Available data
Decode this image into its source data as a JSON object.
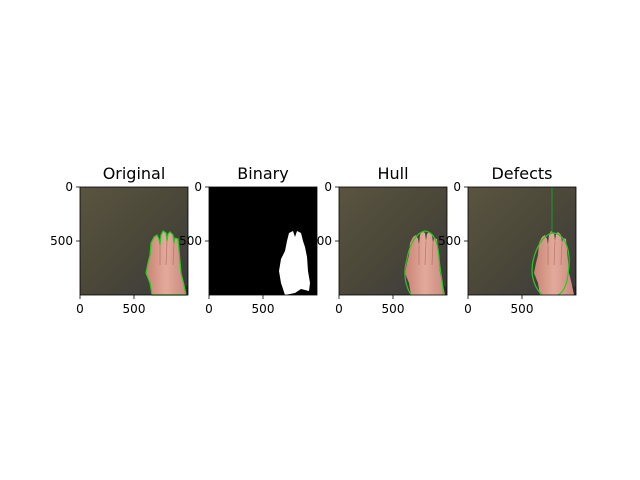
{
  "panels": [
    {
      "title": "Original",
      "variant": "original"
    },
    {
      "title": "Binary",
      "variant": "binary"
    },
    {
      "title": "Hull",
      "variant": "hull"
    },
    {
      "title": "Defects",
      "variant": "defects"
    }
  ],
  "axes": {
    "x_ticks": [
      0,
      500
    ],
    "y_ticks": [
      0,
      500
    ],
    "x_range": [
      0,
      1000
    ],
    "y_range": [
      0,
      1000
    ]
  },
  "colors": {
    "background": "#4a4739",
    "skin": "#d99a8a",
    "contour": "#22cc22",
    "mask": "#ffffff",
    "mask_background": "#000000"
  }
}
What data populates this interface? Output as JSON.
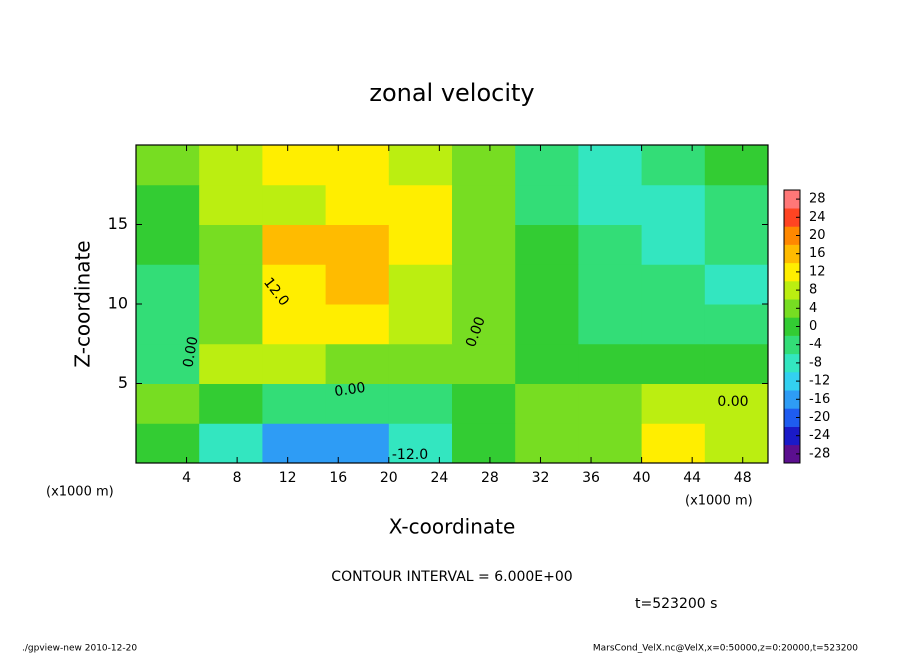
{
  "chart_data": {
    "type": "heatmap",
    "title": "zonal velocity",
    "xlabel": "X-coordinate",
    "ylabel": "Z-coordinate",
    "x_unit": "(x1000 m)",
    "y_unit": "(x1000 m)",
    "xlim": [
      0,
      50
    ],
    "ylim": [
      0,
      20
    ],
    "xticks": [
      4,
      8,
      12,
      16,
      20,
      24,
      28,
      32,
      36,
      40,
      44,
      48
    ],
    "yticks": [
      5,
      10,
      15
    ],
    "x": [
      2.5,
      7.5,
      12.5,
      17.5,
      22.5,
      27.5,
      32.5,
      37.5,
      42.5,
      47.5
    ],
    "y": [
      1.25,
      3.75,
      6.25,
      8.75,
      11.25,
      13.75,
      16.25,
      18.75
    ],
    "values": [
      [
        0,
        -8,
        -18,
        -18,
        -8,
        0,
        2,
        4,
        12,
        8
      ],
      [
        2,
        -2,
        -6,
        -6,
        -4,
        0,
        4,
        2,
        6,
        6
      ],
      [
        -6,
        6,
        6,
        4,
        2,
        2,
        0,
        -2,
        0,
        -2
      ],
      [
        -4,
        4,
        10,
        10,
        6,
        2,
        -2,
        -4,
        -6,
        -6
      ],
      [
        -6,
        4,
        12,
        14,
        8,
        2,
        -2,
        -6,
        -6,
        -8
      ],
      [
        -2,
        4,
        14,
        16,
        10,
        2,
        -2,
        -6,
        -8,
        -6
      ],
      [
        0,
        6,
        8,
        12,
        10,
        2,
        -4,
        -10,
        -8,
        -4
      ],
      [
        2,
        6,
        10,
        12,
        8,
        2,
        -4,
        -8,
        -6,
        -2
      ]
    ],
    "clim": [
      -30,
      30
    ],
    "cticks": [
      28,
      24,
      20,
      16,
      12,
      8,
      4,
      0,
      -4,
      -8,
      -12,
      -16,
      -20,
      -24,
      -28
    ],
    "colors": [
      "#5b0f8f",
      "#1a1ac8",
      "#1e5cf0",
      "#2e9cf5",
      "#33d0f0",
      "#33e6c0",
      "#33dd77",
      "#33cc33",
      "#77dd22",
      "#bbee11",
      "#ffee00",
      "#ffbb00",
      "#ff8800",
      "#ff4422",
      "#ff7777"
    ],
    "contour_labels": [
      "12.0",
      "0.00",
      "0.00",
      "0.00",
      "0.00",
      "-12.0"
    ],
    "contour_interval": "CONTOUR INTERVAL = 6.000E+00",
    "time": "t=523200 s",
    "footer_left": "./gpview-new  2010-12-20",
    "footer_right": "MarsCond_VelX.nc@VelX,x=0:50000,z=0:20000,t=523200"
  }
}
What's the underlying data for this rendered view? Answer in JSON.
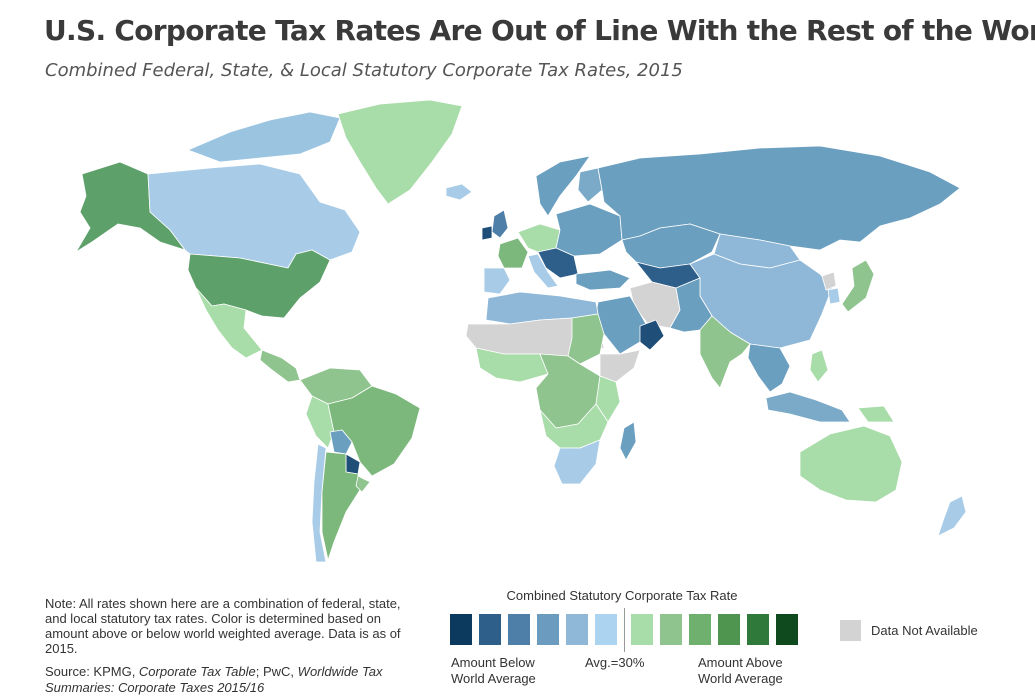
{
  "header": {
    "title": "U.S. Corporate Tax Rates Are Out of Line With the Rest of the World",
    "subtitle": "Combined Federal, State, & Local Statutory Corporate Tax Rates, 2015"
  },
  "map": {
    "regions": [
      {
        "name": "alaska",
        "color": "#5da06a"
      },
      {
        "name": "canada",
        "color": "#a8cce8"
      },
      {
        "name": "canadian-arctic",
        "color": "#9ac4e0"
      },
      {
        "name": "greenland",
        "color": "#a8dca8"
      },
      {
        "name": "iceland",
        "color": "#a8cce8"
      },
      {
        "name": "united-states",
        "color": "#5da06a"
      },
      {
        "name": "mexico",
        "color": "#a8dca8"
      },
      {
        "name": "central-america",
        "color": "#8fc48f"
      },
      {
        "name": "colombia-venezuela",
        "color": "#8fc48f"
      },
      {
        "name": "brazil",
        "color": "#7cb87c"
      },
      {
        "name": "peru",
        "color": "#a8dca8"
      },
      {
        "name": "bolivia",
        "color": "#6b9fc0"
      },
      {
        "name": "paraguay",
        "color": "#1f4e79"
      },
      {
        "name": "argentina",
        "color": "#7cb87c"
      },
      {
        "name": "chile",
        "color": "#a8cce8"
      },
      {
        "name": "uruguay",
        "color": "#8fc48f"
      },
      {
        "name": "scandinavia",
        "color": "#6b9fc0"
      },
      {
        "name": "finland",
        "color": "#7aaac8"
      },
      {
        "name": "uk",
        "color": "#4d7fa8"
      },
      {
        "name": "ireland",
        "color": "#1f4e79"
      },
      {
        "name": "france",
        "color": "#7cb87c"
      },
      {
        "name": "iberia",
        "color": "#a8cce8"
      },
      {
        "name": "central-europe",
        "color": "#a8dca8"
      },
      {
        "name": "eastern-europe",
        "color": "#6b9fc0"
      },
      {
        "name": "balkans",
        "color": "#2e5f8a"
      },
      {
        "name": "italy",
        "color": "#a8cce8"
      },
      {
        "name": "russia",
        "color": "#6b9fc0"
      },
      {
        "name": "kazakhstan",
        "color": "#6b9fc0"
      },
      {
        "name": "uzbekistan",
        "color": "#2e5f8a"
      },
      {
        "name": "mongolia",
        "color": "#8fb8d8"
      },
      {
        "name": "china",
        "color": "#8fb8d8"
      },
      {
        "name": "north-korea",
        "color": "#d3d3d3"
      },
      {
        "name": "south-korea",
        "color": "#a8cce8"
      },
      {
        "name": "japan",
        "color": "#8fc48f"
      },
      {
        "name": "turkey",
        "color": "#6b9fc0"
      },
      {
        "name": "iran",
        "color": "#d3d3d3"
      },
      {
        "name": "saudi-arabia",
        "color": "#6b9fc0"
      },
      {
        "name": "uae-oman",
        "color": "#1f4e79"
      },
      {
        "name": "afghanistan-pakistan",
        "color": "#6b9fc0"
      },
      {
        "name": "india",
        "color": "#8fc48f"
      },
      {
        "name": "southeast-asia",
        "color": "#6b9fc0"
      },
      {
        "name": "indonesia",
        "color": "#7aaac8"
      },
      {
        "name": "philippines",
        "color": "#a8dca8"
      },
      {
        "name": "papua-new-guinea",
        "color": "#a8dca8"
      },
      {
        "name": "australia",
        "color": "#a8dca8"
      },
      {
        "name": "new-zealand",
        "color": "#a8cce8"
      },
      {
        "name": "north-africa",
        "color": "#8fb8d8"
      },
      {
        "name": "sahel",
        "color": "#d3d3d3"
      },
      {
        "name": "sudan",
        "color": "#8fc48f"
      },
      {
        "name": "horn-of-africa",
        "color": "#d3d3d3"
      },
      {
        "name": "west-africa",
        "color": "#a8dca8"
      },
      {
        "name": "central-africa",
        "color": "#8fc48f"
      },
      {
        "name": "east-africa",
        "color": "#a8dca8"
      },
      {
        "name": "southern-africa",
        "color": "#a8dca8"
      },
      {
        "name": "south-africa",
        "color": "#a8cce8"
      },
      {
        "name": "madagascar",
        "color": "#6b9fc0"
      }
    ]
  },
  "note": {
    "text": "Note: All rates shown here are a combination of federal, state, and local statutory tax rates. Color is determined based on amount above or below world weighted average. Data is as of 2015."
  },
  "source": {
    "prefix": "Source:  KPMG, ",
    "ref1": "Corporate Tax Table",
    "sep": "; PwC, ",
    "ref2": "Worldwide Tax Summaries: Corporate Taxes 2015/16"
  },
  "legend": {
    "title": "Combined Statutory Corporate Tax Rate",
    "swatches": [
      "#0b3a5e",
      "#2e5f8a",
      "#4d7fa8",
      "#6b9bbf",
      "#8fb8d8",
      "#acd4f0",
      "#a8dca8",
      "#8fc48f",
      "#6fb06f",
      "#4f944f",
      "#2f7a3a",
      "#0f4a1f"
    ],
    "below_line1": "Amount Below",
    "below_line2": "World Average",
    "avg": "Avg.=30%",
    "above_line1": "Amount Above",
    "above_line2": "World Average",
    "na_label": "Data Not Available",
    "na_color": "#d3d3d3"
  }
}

Goal
Return only the number of lines in the data that contain "variant".

Solution for this exercise
4